#### [Request]
Go through the records below line by line. Count the lines with "image" and give the count alone.

#### [Dataset]
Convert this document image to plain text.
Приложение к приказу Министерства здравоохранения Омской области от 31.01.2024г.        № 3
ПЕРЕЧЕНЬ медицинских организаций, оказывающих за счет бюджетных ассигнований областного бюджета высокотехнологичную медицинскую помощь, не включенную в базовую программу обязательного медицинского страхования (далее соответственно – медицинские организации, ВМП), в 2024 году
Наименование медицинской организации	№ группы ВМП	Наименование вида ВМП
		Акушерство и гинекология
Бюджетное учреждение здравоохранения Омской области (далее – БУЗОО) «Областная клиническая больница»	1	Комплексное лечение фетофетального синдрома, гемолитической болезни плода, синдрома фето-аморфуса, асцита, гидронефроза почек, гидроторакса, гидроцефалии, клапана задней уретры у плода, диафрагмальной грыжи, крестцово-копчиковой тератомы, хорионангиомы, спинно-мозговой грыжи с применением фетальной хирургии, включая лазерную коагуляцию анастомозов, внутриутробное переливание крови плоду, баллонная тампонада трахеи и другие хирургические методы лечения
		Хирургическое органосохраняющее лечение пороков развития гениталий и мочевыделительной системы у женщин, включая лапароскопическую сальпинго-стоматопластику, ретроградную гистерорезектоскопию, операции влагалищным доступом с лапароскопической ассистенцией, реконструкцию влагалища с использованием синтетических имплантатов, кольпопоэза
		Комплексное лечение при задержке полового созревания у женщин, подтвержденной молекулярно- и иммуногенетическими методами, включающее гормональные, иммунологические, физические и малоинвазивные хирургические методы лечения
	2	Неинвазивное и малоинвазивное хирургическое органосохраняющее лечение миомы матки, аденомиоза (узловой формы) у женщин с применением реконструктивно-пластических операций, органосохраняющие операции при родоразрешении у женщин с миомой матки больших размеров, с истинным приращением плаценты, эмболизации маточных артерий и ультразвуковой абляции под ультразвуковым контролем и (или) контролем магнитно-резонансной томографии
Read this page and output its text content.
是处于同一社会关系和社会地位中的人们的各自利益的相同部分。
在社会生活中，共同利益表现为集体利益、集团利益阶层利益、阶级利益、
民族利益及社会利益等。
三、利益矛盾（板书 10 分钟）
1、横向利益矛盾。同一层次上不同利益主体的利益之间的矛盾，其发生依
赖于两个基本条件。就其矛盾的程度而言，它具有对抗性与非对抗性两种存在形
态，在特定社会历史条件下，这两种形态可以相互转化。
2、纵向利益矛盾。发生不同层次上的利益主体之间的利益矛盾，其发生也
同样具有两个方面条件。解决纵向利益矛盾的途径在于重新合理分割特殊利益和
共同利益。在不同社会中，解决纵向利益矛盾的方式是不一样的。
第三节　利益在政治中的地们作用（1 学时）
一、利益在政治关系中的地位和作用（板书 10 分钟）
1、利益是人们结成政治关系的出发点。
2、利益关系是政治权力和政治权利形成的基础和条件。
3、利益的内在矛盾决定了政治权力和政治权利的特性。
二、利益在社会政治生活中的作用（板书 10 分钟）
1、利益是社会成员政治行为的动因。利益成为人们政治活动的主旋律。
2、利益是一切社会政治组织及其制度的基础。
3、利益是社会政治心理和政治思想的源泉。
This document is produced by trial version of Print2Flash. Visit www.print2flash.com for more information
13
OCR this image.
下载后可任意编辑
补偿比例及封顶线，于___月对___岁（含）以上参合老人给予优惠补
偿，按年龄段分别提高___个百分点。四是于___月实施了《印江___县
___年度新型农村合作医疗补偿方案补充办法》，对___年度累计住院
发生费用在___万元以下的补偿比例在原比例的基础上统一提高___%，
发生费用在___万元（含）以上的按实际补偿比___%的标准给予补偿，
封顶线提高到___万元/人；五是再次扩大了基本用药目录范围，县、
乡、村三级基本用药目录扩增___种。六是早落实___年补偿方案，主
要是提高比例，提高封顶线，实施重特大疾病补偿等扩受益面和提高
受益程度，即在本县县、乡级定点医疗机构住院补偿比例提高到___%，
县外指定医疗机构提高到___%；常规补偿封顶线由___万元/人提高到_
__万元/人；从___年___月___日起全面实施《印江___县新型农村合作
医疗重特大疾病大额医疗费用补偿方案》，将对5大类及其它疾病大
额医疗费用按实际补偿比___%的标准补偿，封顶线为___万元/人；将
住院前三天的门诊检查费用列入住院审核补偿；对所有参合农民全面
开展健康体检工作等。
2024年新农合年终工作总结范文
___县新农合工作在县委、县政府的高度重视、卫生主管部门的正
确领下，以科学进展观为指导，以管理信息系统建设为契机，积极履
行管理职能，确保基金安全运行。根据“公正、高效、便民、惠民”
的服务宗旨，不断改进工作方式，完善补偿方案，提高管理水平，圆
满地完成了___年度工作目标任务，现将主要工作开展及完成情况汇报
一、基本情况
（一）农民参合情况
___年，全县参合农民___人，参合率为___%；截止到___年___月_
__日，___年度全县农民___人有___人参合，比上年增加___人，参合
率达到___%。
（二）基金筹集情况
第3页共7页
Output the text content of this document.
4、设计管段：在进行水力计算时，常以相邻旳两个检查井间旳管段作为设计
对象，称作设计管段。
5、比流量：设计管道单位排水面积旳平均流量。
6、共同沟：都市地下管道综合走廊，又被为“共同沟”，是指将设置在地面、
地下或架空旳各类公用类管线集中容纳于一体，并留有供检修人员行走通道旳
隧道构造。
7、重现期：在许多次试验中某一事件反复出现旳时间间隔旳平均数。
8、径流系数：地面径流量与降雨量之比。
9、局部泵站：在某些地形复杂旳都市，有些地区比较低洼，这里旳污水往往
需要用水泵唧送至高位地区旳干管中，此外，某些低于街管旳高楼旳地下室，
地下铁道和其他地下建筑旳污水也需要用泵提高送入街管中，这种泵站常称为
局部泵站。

#### [Response to the exercise]
2